#### [Challenge]
Copy everything in the listing below word for word, apart from any images.

━━━━━━━━

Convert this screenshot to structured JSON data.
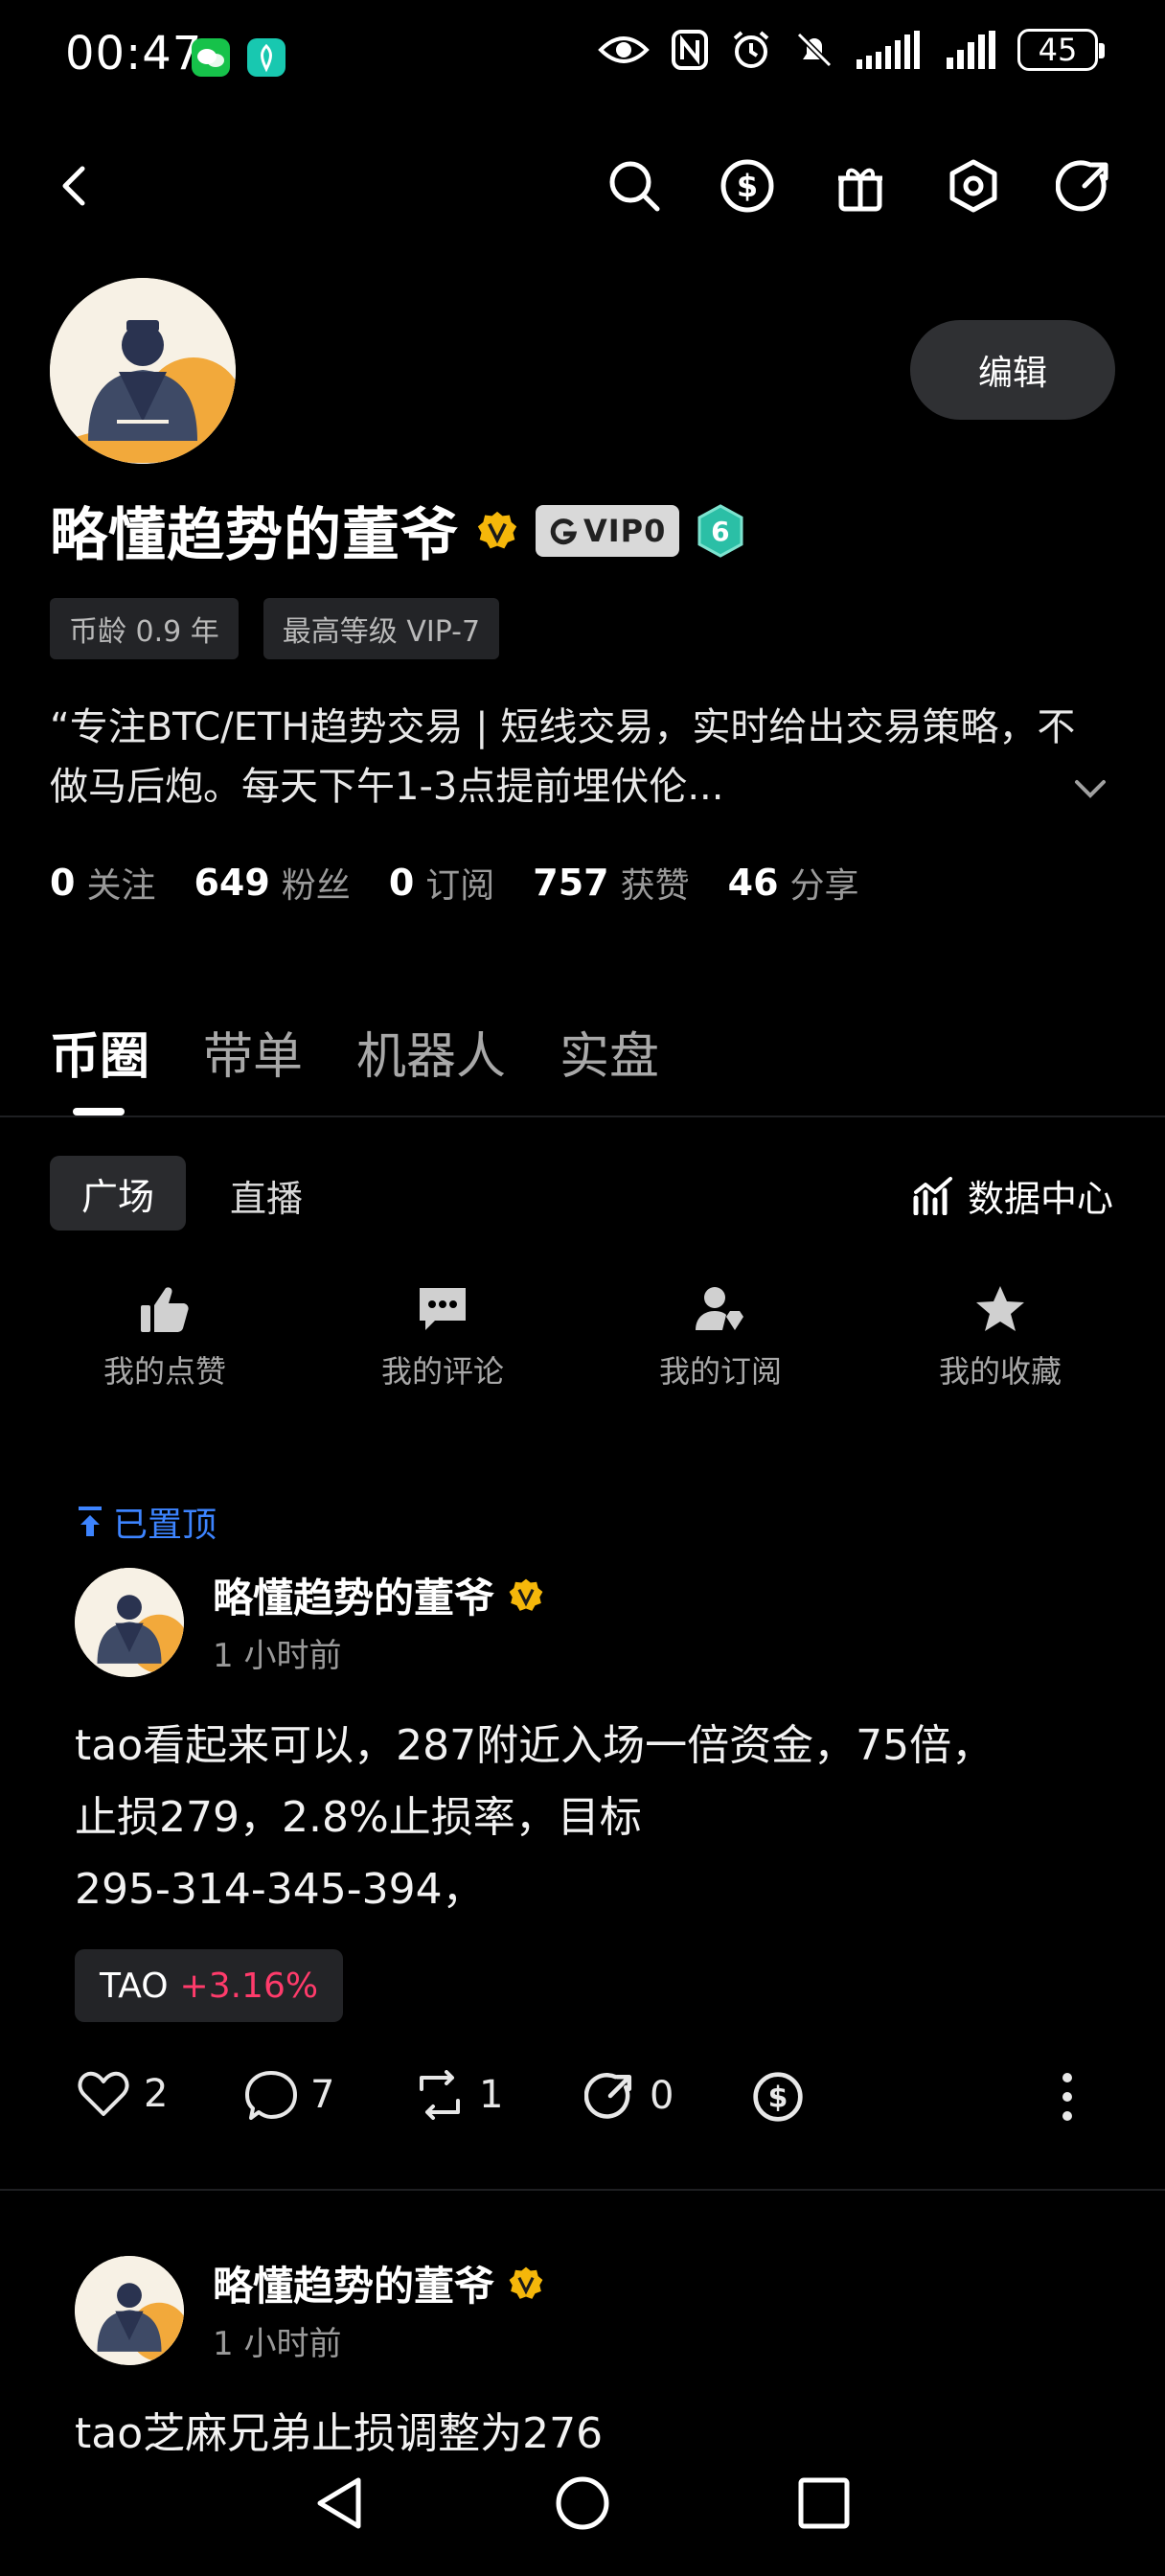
{
  "status_bar": {
    "time": "00:47",
    "battery": "45"
  },
  "profile": {
    "name": "略懂趋势的董爷",
    "vip_label": "VIP0",
    "level": "6",
    "edit_label": "编辑",
    "tags": [
      "币龄 0.9 年",
      "最高等级 VIP-7"
    ],
    "bio": "“专注BTC/ETH趋势交易 | 短线交易，实时给出交易策略，不做马后炮。每天下午1-3点提前埋伏伦...",
    "stats": [
      {
        "value": "0",
        "label": "关注"
      },
      {
        "value": "649",
        "label": "粉丝"
      },
      {
        "value": "0",
        "label": "订阅"
      },
      {
        "value": "757",
        "label": "获赞"
      },
      {
        "value": "46",
        "label": "分享"
      }
    ]
  },
  "tabs": [
    "币圈",
    "带单",
    "机器人",
    "实盘"
  ],
  "subtabs": {
    "active": "广场",
    "other": "直播",
    "data_center": "数据中心"
  },
  "quick_actions": [
    "我的点赞",
    "我的评论",
    "我的订阅",
    "我的收藏"
  ],
  "posts": [
    {
      "pinned_label": "已置顶",
      "author": "略懂趋势的董爷",
      "time": "1 小时前",
      "body_lines": [
        "tao看起来可以，287附近入场一倍资金，75倍，",
        "止损279，2.8%止损率，目标",
        "295-314-345-394，"
      ],
      "coin": {
        "symbol": "TAO",
        "change": "+3.16%"
      },
      "likes": "2",
      "comments": "7",
      "reposts": "1",
      "shares": "0"
    },
    {
      "author": "略懂趋势的董爷",
      "time": "1 小时前",
      "body_lines": [
        "tao芝麻兄弟止损调整为276"
      ]
    }
  ],
  "colors": {
    "background": "#000000",
    "accent_blue": "#3d84ff",
    "gain_red": "#ff3b6b",
    "verified_gold": "#f5b70a",
    "level_teal": "#2bbfa6"
  }
}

━━━━━━━━

#### [Written answer]
Convert this screenshot to structured JSON data.
{
  "status_bar": {
    "time": "00:47",
    "battery": "45"
  },
  "profile": {
    "name": "略懂趋势的董爷",
    "vip_label": "VIP0",
    "level": "6",
    "edit_label": "编辑",
    "tags": [
      "币龄 0.9 年",
      "最高等级 VIP-7"
    ],
    "bio": "“专注BTC/ETH趋势交易 | 短线交易，实时给出交易策略，不做马后炮。每天下午1-3点提前埋伏伦...",
    "stats": [
      {
        "value": "0",
        "label": "关注"
      },
      {
        "value": "649",
        "label": "粉丝"
      },
      {
        "value": "0",
        "label": "订阅"
      },
      {
        "value": "757",
        "label": "获赞"
      },
      {
        "value": "46",
        "label": "分享"
      }
    ]
  },
  "tabs": [
    "币圈",
    "带单",
    "机器人",
    "实盘"
  ],
  "subtabs": {
    "active": "广场",
    "other": "直播",
    "data_center": "数据中心"
  },
  "quick_actions": [
    "我的点赞",
    "我的评论",
    "我的订阅",
    "我的收藏"
  ],
  "posts": [
    {
      "pinned_label": "已置顶",
      "author": "略懂趋势的董爷",
      "time": "1 小时前",
      "body_lines": [
        "tao看起来可以，287附近入场一倍资金，75倍，",
        "止损279，2.8%止损率，目标",
        "295-314-345-394，"
      ],
      "coin": {
        "symbol": "TAO",
        "change": "+3.16%"
      },
      "likes": "2",
      "comments": "7",
      "reposts": "1",
      "shares": "0"
    },
    {
      "author": "略懂趋势的董爷",
      "time": "1 小时前",
      "body_lines": [
        "tao芝麻兄弟止损调整为276"
      ]
    }
  ],
  "colors": {
    "background": "#000000",
    "accent_blue": "#3d84ff",
    "gain_red": "#ff3b6b",
    "verified_gold": "#f5b70a",
    "level_teal": "#2bbfa6"
  }
}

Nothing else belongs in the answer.